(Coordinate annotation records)
--- start ---

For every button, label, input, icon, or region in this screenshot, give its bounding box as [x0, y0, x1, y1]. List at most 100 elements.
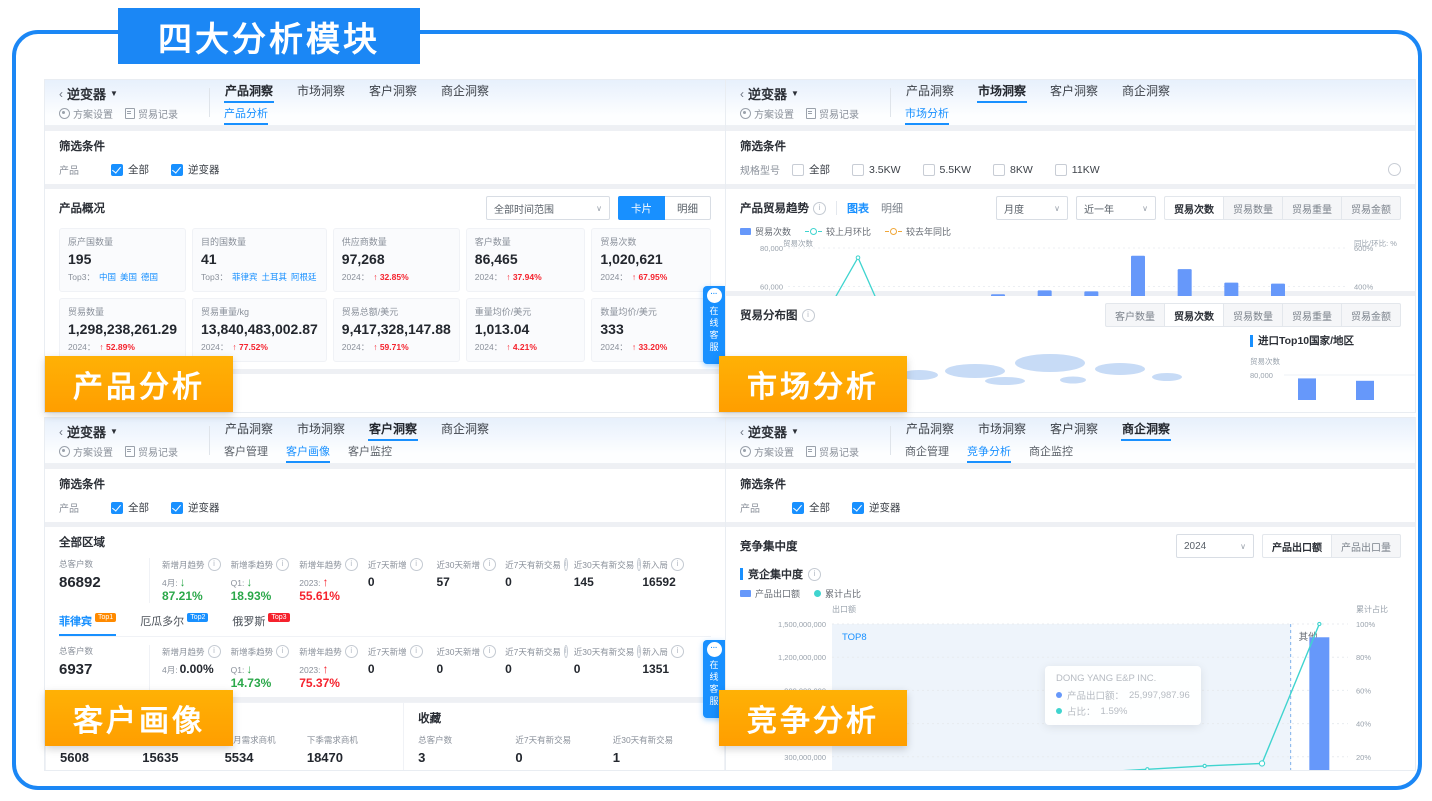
checkbox-逆变器[interactable]: 逆变器 — [852, 500, 901, 515]
metric-button-贸易重量[interactable]: 贸易重量 — [1283, 196, 1342, 220]
view-button-明细[interactable]: 明细 — [665, 196, 711, 220]
tab-产品洞察[interactable]: 产品洞察 — [224, 418, 274, 441]
subtab-客户监控[interactable]: 客户监控 — [348, 443, 392, 463]
document-icon — [806, 108, 816, 119]
metric-button-贸易次数[interactable]: 贸易次数 — [1165, 303, 1224, 327]
trade-record-link[interactable]: 贸易记录 — [806, 106, 859, 121]
tab-市场洞察[interactable]: 市场洞察 — [977, 80, 1027, 103]
top3-link[interactable]: 菲律宾 — [232, 271, 258, 283]
metric-button-产品出口量[interactable]: 产品出口量 — [1332, 534, 1401, 558]
bar-swatch-icon — [740, 228, 751, 235]
top3-link[interactable]: 土耳其 — [261, 271, 287, 283]
country-tab-厄瓜多尔[interactable]: 厄瓜多尔Top2 — [140, 613, 208, 636]
metric-button-贸易次数[interactable]: 贸易次数 — [1164, 196, 1224, 220]
subtab-商企监控[interactable]: 商企监控 — [1029, 443, 1073, 463]
metric-button-贸易金额[interactable]: 贸易金额 — [1342, 303, 1401, 327]
subtab-商企管理[interactable]: 商企管理 — [905, 443, 949, 463]
subtab-产品分析[interactable]: 产品分析 — [224, 105, 268, 125]
tab-产品洞察[interactable]: 产品洞察 — [905, 418, 955, 441]
tab-商企洞察[interactable]: 商企洞察 — [1121, 418, 1171, 441]
tab-产品洞察[interactable]: 产品洞察 — [905, 80, 955, 103]
tab-客户洞察[interactable]: 客户洞察 — [368, 418, 418, 441]
checkbox-逆变器[interactable]: 逆变器 — [171, 500, 220, 515]
scheme-settings-link[interactable]: 方案设置 — [59, 444, 113, 459]
top3-link[interactable]: 德国 — [141, 271, 158, 283]
checkbox-全部[interactable]: 全部 — [111, 162, 149, 177]
info-icon[interactable]: i — [276, 558, 289, 571]
period-select[interactable]: 月度∨ — [996, 196, 1068, 220]
trade-record-link[interactable]: 贸易记录 — [806, 444, 859, 459]
tab-客户洞察[interactable]: 客户洞察 — [368, 80, 418, 103]
year-select[interactable]: 2024∨ — [1176, 534, 1254, 558]
info-icon[interactable]: i — [671, 558, 684, 571]
tab-商企洞察[interactable]: 商企洞察 — [440, 80, 490, 103]
tab-商企洞察[interactable]: 商企洞察 — [1121, 80, 1171, 103]
info-icon[interactable]: i — [410, 558, 423, 571]
metric-button-贸易数量[interactable]: 贸易数量 — [1224, 196, 1283, 220]
checkbox-全部[interactable]: 全部 — [111, 500, 149, 515]
tab-客户洞察[interactable]: 客户洞察 — [1049, 418, 1099, 441]
info-icon[interactable]: i — [813, 202, 826, 215]
view-button-卡片[interactable]: 卡片 — [618, 196, 665, 220]
online-service-button[interactable]: ··· 在线客服 — [703, 286, 725, 364]
info-icon[interactable]: i — [483, 645, 496, 658]
tab-市场洞察[interactable]: 市场洞察 — [296, 80, 346, 103]
scheme-settings-link[interactable]: 方案设置 — [59, 106, 113, 121]
back-product-selector[interactable]: ‹逆变器▼ — [740, 422, 890, 441]
back-product-selector[interactable]: ‹逆变器▼ — [740, 84, 890, 103]
info-icon[interactable]: i — [208, 645, 221, 658]
filter-settings-icon[interactable] — [1388, 163, 1401, 176]
top3-link[interactable]: 美国 — [120, 271, 137, 283]
time-range-select[interactable]: 全部时间范围∨ — [486, 196, 610, 220]
checkbox-逆变器[interactable]: 逆变器 — [171, 162, 220, 177]
trade-record-link[interactable]: 贸易记录 — [125, 444, 178, 459]
scheme-settings-link[interactable]: 方案设置 — [740, 106, 794, 121]
metric-button-贸易重量[interactable]: 贸易重量 — [1283, 303, 1342, 327]
view-图表[interactable]: 图表 — [847, 203, 869, 215]
scheme-settings-link[interactable]: 方案设置 — [740, 444, 794, 459]
checkbox-全部[interactable]: 全部 — [792, 500, 830, 515]
checkbox-3.5KW[interactable]: 3.5KW — [852, 162, 901, 177]
metric-button-产品出口额[interactable]: 产品出口额 — [1262, 534, 1332, 558]
info-icon[interactable]: i — [808, 568, 821, 581]
view-明细[interactable]: 明细 — [881, 203, 903, 215]
country-tab-俄罗斯[interactable]: 俄罗斯Top3 — [232, 613, 289, 636]
checkbox-5.5KW[interactable]: 5.5KW — [923, 162, 972, 177]
info-icon[interactable]: i — [345, 645, 358, 658]
checkbox-全部[interactable]: 全部 — [792, 162, 830, 177]
tab-客户洞察[interactable]: 客户洞察 — [1049, 80, 1099, 103]
info-icon[interactable]: i — [483, 558, 496, 571]
info-icon[interactable]: i — [671, 645, 684, 658]
subtab-客户画像[interactable]: 客户画像 — [286, 443, 330, 463]
country-tab-菲律宾[interactable]: 菲律宾Top1 — [59, 613, 116, 636]
metric-button-贸易金额[interactable]: 贸易金额 — [1342, 196, 1401, 220]
back-product-selector[interactable]: ‹逆变器▼ — [59, 422, 209, 441]
checkbox-8KW[interactable]: 8KW — [993, 162, 1033, 177]
top3-link[interactable]: 中国 — [99, 271, 116, 283]
tab-产品洞察[interactable]: 产品洞察 — [224, 80, 274, 103]
info-icon[interactable]: i — [276, 645, 289, 658]
stat-item-新增月趋势: 新增月趋势i4月:0.00% — [162, 645, 231, 690]
checkbox-11KW[interactable]: 11KW — [1055, 162, 1100, 177]
tab-市场洞察[interactable]: 市场洞察 — [977, 418, 1027, 441]
info-icon[interactable]: i — [564, 558, 568, 571]
range-select[interactable]: 近一年∨ — [1076, 196, 1156, 220]
top3-link[interactable]: 阿根廷 — [291, 271, 317, 283]
subtab-竞争分析[interactable]: 竞争分析 — [967, 443, 1011, 463]
info-icon[interactable]: i — [208, 558, 221, 571]
back-product-selector[interactable]: ‹逆变器▼ — [59, 84, 209, 103]
info-icon[interactable]: i — [637, 558, 641, 571]
metric-button-客户数量[interactable]: 客户数量 — [1105, 303, 1165, 327]
info-icon[interactable]: i — [802, 309, 815, 322]
lifecycle-stage-成长期[interactable]: 成长期目标产品处于成长期，整体趋势呈快速增长 — [563, 403, 711, 412]
tab-商企洞察[interactable]: 商企洞察 — [440, 418, 490, 441]
info-icon[interactable]: i — [564, 645, 568, 658]
subtab-客户管理[interactable]: 客户管理 — [224, 443, 268, 463]
info-icon[interactable]: i — [345, 558, 358, 571]
info-icon[interactable]: i — [410, 645, 423, 658]
subtab-市场分析[interactable]: 市场分析 — [905, 105, 949, 125]
info-icon[interactable]: i — [637, 645, 641, 658]
metric-button-贸易数量[interactable]: 贸易数量 — [1224, 303, 1283, 327]
tab-市场洞察[interactable]: 市场洞察 — [296, 418, 346, 441]
trade-record-link[interactable]: 贸易记录 — [125, 106, 178, 121]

--- end ---

## WRITTEN INSTRUCTION
Write out all of the lines above word for word, leaving out the pictures.

## CORRECT RESPONSE
For every button, label, input, icon, or region in this screenshot, give its bounding box as [x0, y0, x1, y1]. List at most 100 elements.
checkbox-逆变器[interactable]: 逆变器 — [852, 500, 901, 515]
metric-button-贸易重量[interactable]: 贸易重量 — [1283, 196, 1342, 220]
view-button-明细[interactable]: 明细 — [665, 196, 711, 220]
tab-产品洞察[interactable]: 产品洞察 — [224, 418, 274, 441]
subtab-客户监控[interactable]: 客户监控 — [348, 443, 392, 463]
document-icon — [806, 108, 816, 119]
metric-button-贸易次数[interactable]: 贸易次数 — [1165, 303, 1224, 327]
trade-record-link[interactable]: 贸易记录 — [806, 106, 859, 121]
tab-市场洞察[interactable]: 市场洞察 — [977, 80, 1027, 103]
top3-link[interactable]: 菲律宾 — [232, 271, 258, 283]
metric-button-产品出口量[interactable]: 产品出口量 — [1332, 534, 1401, 558]
bar-swatch-icon — [740, 228, 751, 235]
top3-link[interactable]: 土耳其 — [261, 271, 287, 283]
country-tab-厄瓜多尔[interactable]: 厄瓜多尔Top2 — [140, 613, 208, 636]
metric-button-贸易次数[interactable]: 贸易次数 — [1164, 196, 1224, 220]
subtab-商企监控[interactable]: 商企监控 — [1029, 443, 1073, 463]
metric-button-贸易金额[interactable]: 贸易金额 — [1342, 303, 1401, 327]
subtab-商企管理[interactable]: 商企管理 — [905, 443, 949, 463]
subtab-产品分析[interactable]: 产品分析 — [224, 105, 268, 125]
tab-产品洞察[interactable]: 产品洞察 — [905, 418, 955, 441]
tab-商企洞察[interactable]: 商企洞察 — [1121, 418, 1171, 441]
tab-产品洞察[interactable]: 产品洞察 — [905, 80, 955, 103]
tab-客户洞察[interactable]: 客户洞察 — [368, 418, 418, 441]
checkbox-逆变器[interactable]: 逆变器 — [171, 500, 220, 515]
scheme-settings-link[interactable]: 方案设置 — [59, 444, 113, 459]
top3-link[interactable]: 德国 — [141, 271, 158, 283]
checkbox-全部[interactable]: 全部 — [111, 162, 149, 177]
info-icon[interactable]: i — [276, 558, 289, 571]
period-select[interactable]: 月度∨ — [996, 196, 1068, 220]
trade-record-link[interactable]: 贸易记录 — [806, 444, 859, 459]
tab-客户洞察[interactable]: 客户洞察 — [368, 80, 418, 103]
year-select[interactable]: 2024∨ — [1176, 534, 1254, 558]
info-icon[interactable]: i — [671, 558, 684, 571]
tab-商企洞察[interactable]: 商企洞察 — [440, 80, 490, 103]
tab-商企洞察[interactable]: 商企洞察 — [1121, 80, 1171, 103]
info-icon[interactable]: i — [410, 558, 423, 571]
metric-button-贸易数量[interactable]: 贸易数量 — [1224, 196, 1283, 220]
checkbox-全部[interactable]: 全部 — [111, 500, 149, 515]
tab-客户洞察[interactable]: 客户洞察 — [1049, 418, 1099, 441]
info-icon[interactable]: i — [813, 202, 826, 215]
view-button-卡片[interactable]: 卡片 — [618, 196, 665, 220]
online-service-button[interactable]: ··· 在线客服 — [703, 286, 725, 364]
info-icon[interactable]: i — [483, 645, 496, 658]
tab-市场洞察[interactable]: 市场洞察 — [296, 80, 346, 103]
scheme-settings-link[interactable]: 方案设置 — [59, 106, 113, 121]
back-product-selector[interactable]: ‹逆变器▼ — [740, 422, 890, 441]
back-product-selector[interactable]: ‹逆变器▼ — [740, 84, 890, 103]
info-icon[interactable]: i — [208, 645, 221, 658]
filter-settings-icon[interactable] — [1388, 163, 1401, 176]
top3-link[interactable]: 美国 — [120, 271, 137, 283]
time-range-select[interactable]: 全部时间范围∨ — [486, 196, 610, 220]
checkbox-逆变器[interactable]: 逆变器 — [171, 162, 220, 177]
trade-record-link[interactable]: 贸易记录 — [125, 444, 178, 459]
scheme-settings-link[interactable]: 方案设置 — [740, 106, 794, 121]
metric-button-贸易重量[interactable]: 贸易重量 — [1283, 303, 1342, 327]
view-图表[interactable]: 图表 — [847, 203, 869, 215]
scheme-settings-link[interactable]: 方案设置 — [740, 444, 794, 459]
checkbox-全部[interactable]: 全部 — [792, 500, 830, 515]
checkbox-3.5KW[interactable]: 3.5KW — [852, 162, 901, 177]
metric-button-产品出口额[interactable]: 产品出口额 — [1262, 534, 1332, 558]
info-icon[interactable]: i — [808, 568, 821, 581]
view-明细[interactable]: 明细 — [881, 203, 903, 215]
country-tab-俄罗斯[interactable]: 俄罗斯Top3 — [232, 613, 289, 636]
checkbox-5.5KW[interactable]: 5.5KW — [923, 162, 972, 177]
info-icon[interactable]: i — [345, 645, 358, 658]
checkbox-全部[interactable]: 全部 — [792, 162, 830, 177]
tab-客户洞察[interactable]: 客户洞察 — [1049, 80, 1099, 103]
info-icon[interactable]: i — [483, 558, 496, 571]
info-icon[interactable]: i — [671, 645, 684, 658]
subtab-客户画像[interactable]: 客户画像 — [286, 443, 330, 463]
country-tab-菲律宾[interactable]: 菲律宾Top1 — [59, 613, 116, 636]
metric-button-贸易金额[interactable]: 贸易金额 — [1342, 196, 1401, 220]
back-product-selector[interactable]: ‹逆变器▼ — [59, 422, 209, 441]
checkbox-8KW[interactable]: 8KW — [993, 162, 1033, 177]
top3-link[interactable]: 中国 — [99, 271, 116, 283]
tab-产品洞察[interactable]: 产品洞察 — [224, 80, 274, 103]
info-icon[interactable]: i — [276, 645, 289, 658]
stat-item-新增月趋势: 新增月趋势i4月:0.00% — [162, 645, 231, 690]
checkbox-11KW[interactable]: 11KW — [1055, 162, 1100, 177]
tab-市场洞察[interactable]: 市场洞察 — [977, 418, 1027, 441]
info-icon[interactable]: i — [564, 558, 568, 571]
range-select[interactable]: 近一年∨ — [1076, 196, 1156, 220]
top3-link[interactable]: 阿根廷 — [291, 271, 317, 283]
subtab-竞争分析[interactable]: 竞争分析 — [967, 443, 1011, 463]
info-icon[interactable]: i — [208, 558, 221, 571]
back-product-selector[interactable]: ‹逆变器▼ — [59, 84, 209, 103]
info-icon[interactable]: i — [637, 558, 641, 571]
metric-button-客户数量[interactable]: 客户数量 — [1105, 303, 1165, 327]
info-icon[interactable]: i — [802, 309, 815, 322]
lifecycle-stage-成长期[interactable]: 成长期目标产品处于成长期，整体趋势呈快速增长 — [563, 403, 711, 412]
tab-商企洞察[interactable]: 商企洞察 — [440, 418, 490, 441]
info-icon[interactable]: i — [564, 645, 568, 658]
subtab-客户管理[interactable]: 客户管理 — [224, 443, 268, 463]
info-icon[interactable]: i — [345, 558, 358, 571]
info-icon[interactable]: i — [410, 645, 423, 658]
subtab-市场分析[interactable]: 市场分析 — [905, 105, 949, 125]
info-icon[interactable]: i — [637, 645, 641, 658]
metric-button-贸易数量[interactable]: 贸易数量 — [1224, 303, 1283, 327]
tab-市场洞察[interactable]: 市场洞察 — [296, 418, 346, 441]
trade-record-link[interactable]: 贸易记录 — [125, 106, 178, 121]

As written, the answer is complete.